Extracted data entries:
------------------------------------

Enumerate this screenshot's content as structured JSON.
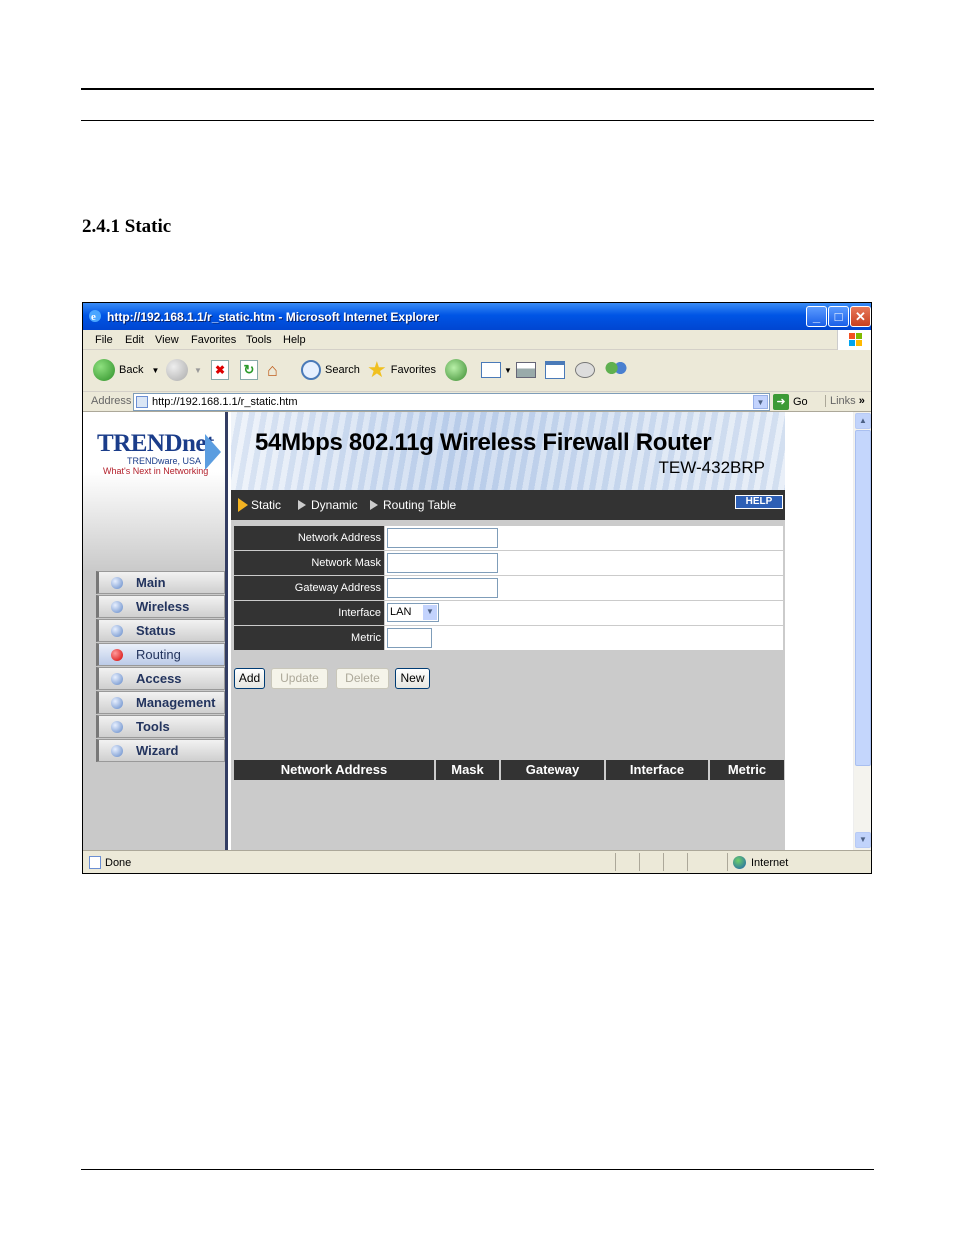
{
  "document": {
    "section_heading": "2.4.1  Static"
  },
  "browser": {
    "title": "http://192.168.1.1/r_static.htm - Microsoft Internet Explorer",
    "menu": [
      "File",
      "Edit",
      "View",
      "Favorites",
      "Tools",
      "Help"
    ],
    "toolbar": {
      "back_label": "Back",
      "search_label": "Search",
      "favorites_label": "Favorites"
    },
    "address": {
      "label": "Address",
      "url": "http://192.168.1.1/r_static.htm",
      "go_label": "Go",
      "links_label": "Links"
    },
    "status": {
      "text": "Done",
      "zone": "Internet"
    }
  },
  "router": {
    "logo": {
      "brand": "TRENDnet",
      "company": "TRENDware, USA",
      "tagline": "What's Next in Networking"
    },
    "banner": {
      "title": "54Mbps 802.11g Wireless Firewall Router",
      "model": "TEW-432BRP"
    },
    "nav": [
      "Main",
      "Wireless",
      "Status",
      "Routing",
      "Access",
      "Management",
      "Tools",
      "Wizard"
    ],
    "nav_active": "Routing",
    "subnav": [
      "Static",
      "Dynamic",
      "Routing Table"
    ],
    "help_label": "HELP",
    "form": {
      "network_address_label": "Network Address",
      "network_mask_label": "Network Mask",
      "gateway_address_label": "Gateway Address",
      "interface_label": "Interface",
      "interface_value": "LAN",
      "metric_label": "Metric"
    },
    "buttons": {
      "add": "Add",
      "update": "Update",
      "delete": "Delete",
      "new": "New"
    },
    "table_headers": [
      "Network Address",
      "Mask",
      "Gateway",
      "Interface",
      "Metric"
    ]
  }
}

------------------------------------

▶ To do: Print each of the records above exactly as written, leaving no picture in the copy.

▶ Output below:
Enumerate this screenshot's content as structured JSON.
{
  "document": {
    "section_heading": "2.4.1  Static"
  },
  "browser": {
    "title": "http://192.168.1.1/r_static.htm - Microsoft Internet Explorer",
    "menu": [
      "File",
      "Edit",
      "View",
      "Favorites",
      "Tools",
      "Help"
    ],
    "toolbar": {
      "back_label": "Back",
      "search_label": "Search",
      "favorites_label": "Favorites"
    },
    "address": {
      "label": "Address",
      "url": "http://192.168.1.1/r_static.htm",
      "go_label": "Go",
      "links_label": "Links"
    },
    "status": {
      "text": "Done",
      "zone": "Internet"
    }
  },
  "router": {
    "logo": {
      "brand": "TRENDnet",
      "company": "TRENDware, USA",
      "tagline": "What's Next in Networking"
    },
    "banner": {
      "title": "54Mbps 802.11g Wireless Firewall Router",
      "model": "TEW-432BRP"
    },
    "nav": [
      "Main",
      "Wireless",
      "Status",
      "Routing",
      "Access",
      "Management",
      "Tools",
      "Wizard"
    ],
    "nav_active": "Routing",
    "subnav": [
      "Static",
      "Dynamic",
      "Routing Table"
    ],
    "help_label": "HELP",
    "form": {
      "network_address_label": "Network Address",
      "network_mask_label": "Network Mask",
      "gateway_address_label": "Gateway Address",
      "interface_label": "Interface",
      "interface_value": "LAN",
      "metric_label": "Metric"
    },
    "buttons": {
      "add": "Add",
      "update": "Update",
      "delete": "Delete",
      "new": "New"
    },
    "table_headers": [
      "Network Address",
      "Mask",
      "Gateway",
      "Interface",
      "Metric"
    ]
  }
}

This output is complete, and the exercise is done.